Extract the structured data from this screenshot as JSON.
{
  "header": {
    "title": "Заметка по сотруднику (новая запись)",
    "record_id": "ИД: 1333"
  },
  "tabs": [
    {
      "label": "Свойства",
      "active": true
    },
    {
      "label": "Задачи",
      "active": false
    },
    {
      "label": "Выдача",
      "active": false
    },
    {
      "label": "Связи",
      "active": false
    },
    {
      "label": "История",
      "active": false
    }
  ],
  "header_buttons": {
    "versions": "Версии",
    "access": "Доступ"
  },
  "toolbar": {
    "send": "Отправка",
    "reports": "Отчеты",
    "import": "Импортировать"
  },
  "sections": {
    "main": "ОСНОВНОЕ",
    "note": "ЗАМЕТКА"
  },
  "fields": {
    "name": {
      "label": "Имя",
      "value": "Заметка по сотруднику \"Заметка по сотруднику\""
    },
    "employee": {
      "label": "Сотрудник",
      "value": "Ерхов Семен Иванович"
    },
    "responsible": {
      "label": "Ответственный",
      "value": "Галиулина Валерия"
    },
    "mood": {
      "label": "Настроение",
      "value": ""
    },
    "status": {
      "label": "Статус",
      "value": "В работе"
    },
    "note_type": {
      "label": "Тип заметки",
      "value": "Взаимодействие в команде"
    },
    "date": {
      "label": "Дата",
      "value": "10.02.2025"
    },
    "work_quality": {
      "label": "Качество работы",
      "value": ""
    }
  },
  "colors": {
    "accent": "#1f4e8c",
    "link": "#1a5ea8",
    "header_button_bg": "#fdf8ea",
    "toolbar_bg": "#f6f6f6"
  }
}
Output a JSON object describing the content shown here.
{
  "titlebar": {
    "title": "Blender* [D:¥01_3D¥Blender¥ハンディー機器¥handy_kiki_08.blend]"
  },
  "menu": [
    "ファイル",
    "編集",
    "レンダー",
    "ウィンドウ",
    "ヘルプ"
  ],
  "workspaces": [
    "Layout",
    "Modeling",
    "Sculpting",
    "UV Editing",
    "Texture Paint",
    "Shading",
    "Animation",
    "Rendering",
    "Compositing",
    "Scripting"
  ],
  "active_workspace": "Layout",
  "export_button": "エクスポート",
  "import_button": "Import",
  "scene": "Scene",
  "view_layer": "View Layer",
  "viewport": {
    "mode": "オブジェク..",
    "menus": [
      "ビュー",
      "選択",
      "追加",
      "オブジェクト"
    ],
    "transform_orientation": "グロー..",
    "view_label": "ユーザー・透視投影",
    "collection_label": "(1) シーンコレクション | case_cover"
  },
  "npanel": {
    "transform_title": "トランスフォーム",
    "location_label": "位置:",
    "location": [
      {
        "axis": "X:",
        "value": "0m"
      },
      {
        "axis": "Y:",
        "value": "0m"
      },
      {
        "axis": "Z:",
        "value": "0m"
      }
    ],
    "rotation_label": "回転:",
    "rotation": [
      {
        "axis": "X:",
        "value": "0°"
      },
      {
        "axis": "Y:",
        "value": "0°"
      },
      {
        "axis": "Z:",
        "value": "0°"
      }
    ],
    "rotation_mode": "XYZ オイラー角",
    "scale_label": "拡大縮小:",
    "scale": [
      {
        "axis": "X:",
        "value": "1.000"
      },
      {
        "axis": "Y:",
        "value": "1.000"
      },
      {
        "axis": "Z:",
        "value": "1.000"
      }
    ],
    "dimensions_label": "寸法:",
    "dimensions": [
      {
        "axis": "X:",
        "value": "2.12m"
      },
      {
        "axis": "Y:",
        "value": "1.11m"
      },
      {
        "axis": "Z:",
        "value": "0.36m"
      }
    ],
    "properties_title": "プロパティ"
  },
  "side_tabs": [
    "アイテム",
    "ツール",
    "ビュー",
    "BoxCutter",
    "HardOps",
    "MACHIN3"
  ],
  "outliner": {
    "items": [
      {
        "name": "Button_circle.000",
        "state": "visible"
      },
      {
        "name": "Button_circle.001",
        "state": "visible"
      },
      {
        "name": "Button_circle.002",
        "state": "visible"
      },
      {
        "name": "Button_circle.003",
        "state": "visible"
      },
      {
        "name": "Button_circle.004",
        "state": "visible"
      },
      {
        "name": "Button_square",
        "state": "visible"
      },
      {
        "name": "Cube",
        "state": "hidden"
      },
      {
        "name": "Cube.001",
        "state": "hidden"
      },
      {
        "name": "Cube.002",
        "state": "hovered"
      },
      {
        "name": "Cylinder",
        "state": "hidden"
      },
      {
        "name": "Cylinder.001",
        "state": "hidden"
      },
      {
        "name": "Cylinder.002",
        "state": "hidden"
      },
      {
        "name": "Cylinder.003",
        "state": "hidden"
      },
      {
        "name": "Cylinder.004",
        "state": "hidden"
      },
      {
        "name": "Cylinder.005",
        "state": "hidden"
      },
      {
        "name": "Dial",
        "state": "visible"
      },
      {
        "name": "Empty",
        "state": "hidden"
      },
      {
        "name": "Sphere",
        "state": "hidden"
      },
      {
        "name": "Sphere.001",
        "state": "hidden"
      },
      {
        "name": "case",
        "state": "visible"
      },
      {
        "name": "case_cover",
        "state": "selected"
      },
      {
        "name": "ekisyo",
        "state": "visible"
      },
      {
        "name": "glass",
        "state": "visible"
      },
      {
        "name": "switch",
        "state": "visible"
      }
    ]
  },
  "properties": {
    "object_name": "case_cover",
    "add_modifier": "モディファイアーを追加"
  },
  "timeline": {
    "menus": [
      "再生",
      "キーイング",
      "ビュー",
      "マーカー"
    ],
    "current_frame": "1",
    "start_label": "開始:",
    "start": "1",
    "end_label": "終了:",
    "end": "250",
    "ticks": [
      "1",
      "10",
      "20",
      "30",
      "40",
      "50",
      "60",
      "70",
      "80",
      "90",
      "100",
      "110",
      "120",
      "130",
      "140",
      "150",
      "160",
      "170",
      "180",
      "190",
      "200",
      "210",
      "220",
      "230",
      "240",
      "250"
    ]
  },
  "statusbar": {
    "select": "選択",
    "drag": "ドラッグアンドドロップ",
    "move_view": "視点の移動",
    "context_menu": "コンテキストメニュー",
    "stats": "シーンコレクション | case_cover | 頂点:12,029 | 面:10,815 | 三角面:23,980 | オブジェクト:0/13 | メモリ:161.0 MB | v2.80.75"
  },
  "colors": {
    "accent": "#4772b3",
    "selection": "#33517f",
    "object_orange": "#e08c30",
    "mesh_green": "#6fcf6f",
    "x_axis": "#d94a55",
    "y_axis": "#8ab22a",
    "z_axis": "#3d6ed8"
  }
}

******

* [Your goal]: Extract all of the data shown above and repeat it verbatim.

* [Output]:
Extract the structured data from this screenshot as JSON.
{
  "header": {
    "title": "Заметка по сотруднику (новая запись)",
    "record_id": "ИД: 1333"
  },
  "tabs": [
    {
      "label": "Свойства",
      "active": true
    },
    {
      "label": "Задачи",
      "active": false
    },
    {
      "label": "Выдача",
      "active": false
    },
    {
      "label": "Связи",
      "active": false
    },
    {
      "label": "История",
      "active": false
    }
  ],
  "header_buttons": {
    "versions": "Версии",
    "access": "Доступ"
  },
  "toolbar": {
    "send": "Отправка",
    "reports": "Отчеты",
    "import": "Импортировать"
  },
  "sections": {
    "main": "ОСНОВНОЕ",
    "note": "ЗАМЕТКА"
  },
  "fields": {
    "name": {
      "label": "Имя",
      "value": "Заметка по сотруднику \"Заметка по сотруднику\""
    },
    "employee": {
      "label": "Сотрудник",
      "value": "Ерхов Семен Иванович"
    },
    "responsible": {
      "label": "Ответственный",
      "value": "Галиулина Валерия"
    },
    "mood": {
      "label": "Настроение",
      "value": ""
    },
    "status": {
      "label": "Статус",
      "value": "В работе"
    },
    "note_type": {
      "label": "Тип заметки",
      "value": "Взаимодействие в команде"
    },
    "date": {
      "label": "Дата",
      "value": "10.02.2025"
    },
    "work_quality": {
      "label": "Качество работы",
      "value": ""
    }
  },
  "colors": {
    "accent": "#1f4e8c",
    "link": "#1a5ea8",
    "header_button_bg": "#fdf8ea",
    "toolbar_bg": "#f6f6f6"
  }
}
Output a JSON object describing the content shown here.
{
  "titlebar": {
    "title": "Blender* [D:¥01_3D¥Blender¥ハンディー機器¥handy_kiki_08.blend]"
  },
  "menu": [
    "ファイル",
    "編集",
    "レンダー",
    "ウィンドウ",
    "ヘルプ"
  ],
  "workspaces": [
    "Layout",
    "Modeling",
    "Sculpting",
    "UV Editing",
    "Texture Paint",
    "Shading",
    "Animation",
    "Rendering",
    "Compositing",
    "Scripting"
  ],
  "active_workspace": "Layout",
  "export_button": "エクスポート",
  "import_button": "Import",
  "scene": "Scene",
  "view_layer": "View Layer",
  "viewport": {
    "mode": "オブジェク..",
    "menus": [
      "ビュー",
      "選択",
      "追加",
      "オブジェクト"
    ],
    "transform_orientation": "グロー..",
    "view_label": "ユーザー・透視投影",
    "collection_label": "(1) シーンコレクション | case_cover"
  },
  "npanel": {
    "transform_title": "トランスフォーム",
    "location_label": "位置:",
    "location": [
      {
        "axis": "X:",
        "value": "0m"
      },
      {
        "axis": "Y:",
        "value": "0m"
      },
      {
        "axis": "Z:",
        "value": "0m"
      }
    ],
    "rotation_label": "回転:",
    "rotation": [
      {
        "axis": "X:",
        "value": "0°"
      },
      {
        "axis": "Y:",
        "value": "0°"
      },
      {
        "axis": "Z:",
        "value": "0°"
      }
    ],
    "rotation_mode": "XYZ オイラー角",
    "scale_label": "拡大縮小:",
    "scale": [
      {
        "axis": "X:",
        "value": "1.000"
      },
      {
        "axis": "Y:",
        "value": "1.000"
      },
      {
        "axis": "Z:",
        "value": "1.000"
      }
    ],
    "dimensions_label": "寸法:",
    "dimensions": [
      {
        "axis": "X:",
        "value": "2.12m"
      },
      {
        "axis": "Y:",
        "value": "1.11m"
      },
      {
        "axis": "Z:",
        "value": "0.36m"
      }
    ],
    "properties_title": "プロパティ"
  },
  "side_tabs": [
    "アイテム",
    "ツール",
    "ビュー",
    "BoxCutter",
    "HardOps",
    "MACHIN3"
  ],
  "outliner": {
    "items": [
      {
        "name": "Button_circle.000",
        "state": "visible"
      },
      {
        "name": "Button_circle.001",
        "state": "visible"
      },
      {
        "name": "Button_circle.002",
        "state": "visible"
      },
      {
        "name": "Button_circle.003",
        "state": "visible"
      },
      {
        "name": "Button_circle.004",
        "state": "visible"
      },
      {
        "name": "Button_square",
        "state": "visible"
      },
      {
        "name": "Cube",
        "state": "hidden"
      },
      {
        "name": "Cube.001",
        "state": "hidden"
      },
      {
        "name": "Cube.002",
        "state": "hovered"
      },
      {
        "name": "Cylinder",
        "state": "hidden"
      },
      {
        "name": "Cylinder.001",
        "state": "hidden"
      },
      {
        "name": "Cylinder.002",
        "state": "hidden"
      },
      {
        "name": "Cylinder.003",
        "state": "hidden"
      },
      {
        "name": "Cylinder.004",
        "state": "hidden"
      },
      {
        "name": "Cylinder.005",
        "state": "hidden"
      },
      {
        "name": "Dial",
        "state": "visible"
      },
      {
        "name": "Empty",
        "state": "hidden"
      },
      {
        "name": "Sphere",
        "state": "hidden"
      },
      {
        "name": "Sphere.001",
        "state": "hidden"
      },
      {
        "name": "case",
        "state": "visible"
      },
      {
        "name": "case_cover",
        "state": "selected"
      },
      {
        "name": "ekisyo",
        "state": "visible"
      },
      {
        "name": "glass",
        "state": "visible"
      },
      {
        "name": "switch",
        "state": "visible"
      }
    ]
  },
  "properties": {
    "object_name": "case_cover",
    "add_modifier": "モディファイアーを追加"
  },
  "timeline": {
    "menus": [
      "再生",
      "キーイング",
      "ビュー",
      "マーカー"
    ],
    "current_frame": "1",
    "start_label": "開始:",
    "start": "1",
    "end_label": "終了:",
    "end": "250",
    "ticks": [
      "1",
      "10",
      "20",
      "30",
      "40",
      "50",
      "60",
      "70",
      "80",
      "90",
      "100",
      "110",
      "120",
      "130",
      "140",
      "150",
      "160",
      "170",
      "180",
      "190",
      "200",
      "210",
      "220",
      "230",
      "240",
      "250"
    ]
  },
  "statusbar": {
    "select": "選択",
    "drag": "ドラッグアンドドロップ",
    "move_view": "視点の移動",
    "context_menu": "コンテキストメニュー",
    "stats": "シーンコレクション | case_cover | 頂点:12,029 | 面:10,815 | 三角面:23,980 | オブジェクト:0/13 | メモリ:161.0 MB | v2.80.75"
  },
  "colors": {
    "accent": "#4772b3",
    "selection": "#33517f",
    "object_orange": "#e08c30",
    "mesh_green": "#6fcf6f",
    "x_axis": "#d94a55",
    "y_axis": "#8ab22a",
    "z_axis": "#3d6ed8"
  }
}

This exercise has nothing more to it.